Wherever "SHFL" appears in a line, list that line.

(Collected data entries)
+===+

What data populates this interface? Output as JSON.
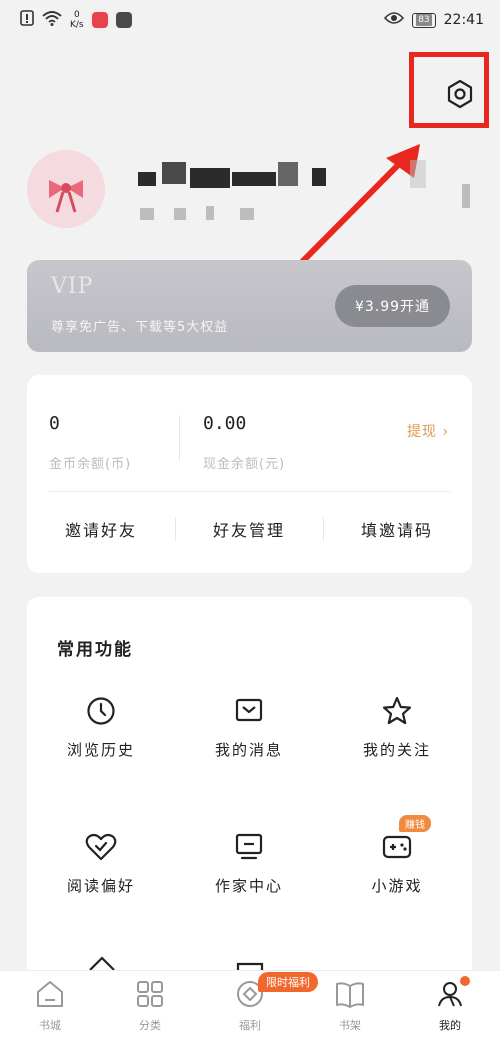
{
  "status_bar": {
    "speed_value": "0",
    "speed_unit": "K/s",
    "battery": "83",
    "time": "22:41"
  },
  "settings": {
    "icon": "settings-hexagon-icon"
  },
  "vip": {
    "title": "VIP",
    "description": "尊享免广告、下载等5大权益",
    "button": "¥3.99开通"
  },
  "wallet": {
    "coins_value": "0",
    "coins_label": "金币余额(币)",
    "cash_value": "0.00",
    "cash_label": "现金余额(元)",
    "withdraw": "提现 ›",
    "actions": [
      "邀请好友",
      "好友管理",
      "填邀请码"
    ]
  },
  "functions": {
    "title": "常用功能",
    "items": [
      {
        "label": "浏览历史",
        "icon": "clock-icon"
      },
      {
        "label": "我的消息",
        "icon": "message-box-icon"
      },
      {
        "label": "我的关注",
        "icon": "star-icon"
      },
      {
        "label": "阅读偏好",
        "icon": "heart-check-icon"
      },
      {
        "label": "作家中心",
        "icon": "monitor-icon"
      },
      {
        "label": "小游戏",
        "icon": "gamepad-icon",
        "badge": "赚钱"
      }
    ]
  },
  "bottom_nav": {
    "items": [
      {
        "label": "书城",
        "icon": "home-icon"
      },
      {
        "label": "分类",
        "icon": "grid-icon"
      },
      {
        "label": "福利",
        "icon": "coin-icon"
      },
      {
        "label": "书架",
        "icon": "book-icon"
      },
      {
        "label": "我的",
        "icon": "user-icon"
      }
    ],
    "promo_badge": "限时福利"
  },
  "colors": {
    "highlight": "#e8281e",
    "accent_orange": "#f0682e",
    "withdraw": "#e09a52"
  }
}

+===+

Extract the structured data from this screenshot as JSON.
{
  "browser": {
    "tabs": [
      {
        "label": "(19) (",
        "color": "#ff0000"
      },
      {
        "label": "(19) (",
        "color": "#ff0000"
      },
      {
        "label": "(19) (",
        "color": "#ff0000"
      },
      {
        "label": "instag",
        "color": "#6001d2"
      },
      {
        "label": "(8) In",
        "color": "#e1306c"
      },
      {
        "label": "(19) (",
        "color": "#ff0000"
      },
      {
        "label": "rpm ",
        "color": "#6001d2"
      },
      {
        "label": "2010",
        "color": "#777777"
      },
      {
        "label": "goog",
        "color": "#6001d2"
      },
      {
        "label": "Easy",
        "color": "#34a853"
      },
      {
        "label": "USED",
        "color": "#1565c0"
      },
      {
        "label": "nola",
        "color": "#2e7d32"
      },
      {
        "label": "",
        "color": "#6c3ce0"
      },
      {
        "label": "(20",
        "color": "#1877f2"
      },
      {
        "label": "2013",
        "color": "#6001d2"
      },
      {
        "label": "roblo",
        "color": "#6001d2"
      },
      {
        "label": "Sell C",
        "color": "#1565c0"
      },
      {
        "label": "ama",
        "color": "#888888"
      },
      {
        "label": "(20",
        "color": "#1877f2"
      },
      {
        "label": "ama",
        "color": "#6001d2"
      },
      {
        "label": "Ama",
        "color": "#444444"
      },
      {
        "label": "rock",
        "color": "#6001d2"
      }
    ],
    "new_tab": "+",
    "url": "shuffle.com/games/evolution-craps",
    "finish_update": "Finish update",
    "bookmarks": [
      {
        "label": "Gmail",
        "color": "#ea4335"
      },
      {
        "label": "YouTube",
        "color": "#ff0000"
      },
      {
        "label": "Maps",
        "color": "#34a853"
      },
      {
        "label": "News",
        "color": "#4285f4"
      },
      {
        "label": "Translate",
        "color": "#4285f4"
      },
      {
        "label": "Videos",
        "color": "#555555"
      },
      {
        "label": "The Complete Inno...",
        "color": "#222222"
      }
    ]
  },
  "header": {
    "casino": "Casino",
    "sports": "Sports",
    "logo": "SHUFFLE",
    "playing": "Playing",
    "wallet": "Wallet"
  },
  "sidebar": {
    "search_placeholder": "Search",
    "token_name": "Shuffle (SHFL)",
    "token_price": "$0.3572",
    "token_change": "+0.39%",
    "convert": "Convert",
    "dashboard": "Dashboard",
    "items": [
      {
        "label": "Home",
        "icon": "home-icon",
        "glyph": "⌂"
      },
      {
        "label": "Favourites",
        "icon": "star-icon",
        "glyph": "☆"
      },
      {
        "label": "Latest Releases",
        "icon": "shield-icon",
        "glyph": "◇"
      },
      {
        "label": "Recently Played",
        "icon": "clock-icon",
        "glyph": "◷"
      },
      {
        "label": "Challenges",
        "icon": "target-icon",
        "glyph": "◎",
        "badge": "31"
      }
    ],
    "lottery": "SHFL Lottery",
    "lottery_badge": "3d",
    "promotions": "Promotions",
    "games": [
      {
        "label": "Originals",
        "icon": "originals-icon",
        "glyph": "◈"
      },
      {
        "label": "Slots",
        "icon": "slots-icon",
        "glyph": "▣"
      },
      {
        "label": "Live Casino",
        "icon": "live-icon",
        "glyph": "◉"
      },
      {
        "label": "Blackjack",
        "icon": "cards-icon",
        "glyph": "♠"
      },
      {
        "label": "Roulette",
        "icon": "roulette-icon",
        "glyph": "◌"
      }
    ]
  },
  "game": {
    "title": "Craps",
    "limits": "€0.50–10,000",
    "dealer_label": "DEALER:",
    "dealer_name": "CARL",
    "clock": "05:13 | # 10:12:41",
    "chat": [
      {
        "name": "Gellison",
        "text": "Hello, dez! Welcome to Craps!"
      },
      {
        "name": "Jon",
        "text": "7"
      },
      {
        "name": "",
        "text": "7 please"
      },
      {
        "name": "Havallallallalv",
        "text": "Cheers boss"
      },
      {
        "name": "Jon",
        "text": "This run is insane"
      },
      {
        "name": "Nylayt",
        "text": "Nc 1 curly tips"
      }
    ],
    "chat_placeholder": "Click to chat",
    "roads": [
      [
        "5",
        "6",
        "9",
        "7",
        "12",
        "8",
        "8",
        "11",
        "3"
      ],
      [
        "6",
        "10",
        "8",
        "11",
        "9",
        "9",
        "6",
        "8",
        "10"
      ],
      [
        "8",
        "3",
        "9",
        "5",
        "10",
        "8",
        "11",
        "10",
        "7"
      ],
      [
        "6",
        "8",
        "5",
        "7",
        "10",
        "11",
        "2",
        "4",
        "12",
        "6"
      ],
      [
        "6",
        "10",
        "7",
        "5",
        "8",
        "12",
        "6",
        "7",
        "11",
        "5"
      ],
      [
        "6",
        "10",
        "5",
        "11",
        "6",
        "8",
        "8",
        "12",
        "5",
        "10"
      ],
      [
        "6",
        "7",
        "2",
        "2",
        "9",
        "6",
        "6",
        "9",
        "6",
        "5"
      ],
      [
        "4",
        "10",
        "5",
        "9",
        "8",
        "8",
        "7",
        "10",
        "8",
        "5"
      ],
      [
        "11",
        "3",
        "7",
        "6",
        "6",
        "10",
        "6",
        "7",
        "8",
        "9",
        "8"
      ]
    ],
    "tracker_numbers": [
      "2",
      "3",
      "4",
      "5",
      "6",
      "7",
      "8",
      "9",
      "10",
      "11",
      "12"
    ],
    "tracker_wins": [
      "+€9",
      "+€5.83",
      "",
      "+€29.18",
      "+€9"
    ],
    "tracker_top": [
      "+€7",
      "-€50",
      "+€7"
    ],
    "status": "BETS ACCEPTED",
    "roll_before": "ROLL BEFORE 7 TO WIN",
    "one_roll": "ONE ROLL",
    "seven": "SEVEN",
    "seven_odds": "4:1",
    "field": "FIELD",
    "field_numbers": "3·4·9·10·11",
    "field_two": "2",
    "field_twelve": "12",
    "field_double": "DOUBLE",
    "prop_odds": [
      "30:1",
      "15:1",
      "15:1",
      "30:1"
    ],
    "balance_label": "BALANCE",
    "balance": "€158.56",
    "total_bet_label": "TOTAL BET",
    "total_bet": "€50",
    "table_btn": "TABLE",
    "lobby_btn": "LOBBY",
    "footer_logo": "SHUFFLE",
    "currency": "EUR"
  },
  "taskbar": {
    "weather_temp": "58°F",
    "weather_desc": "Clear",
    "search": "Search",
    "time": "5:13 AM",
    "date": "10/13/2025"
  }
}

+===+

[Solution below]:
    "token_name": "Shuffle (SHFL)",
    "lottery": "SHFL Lottery",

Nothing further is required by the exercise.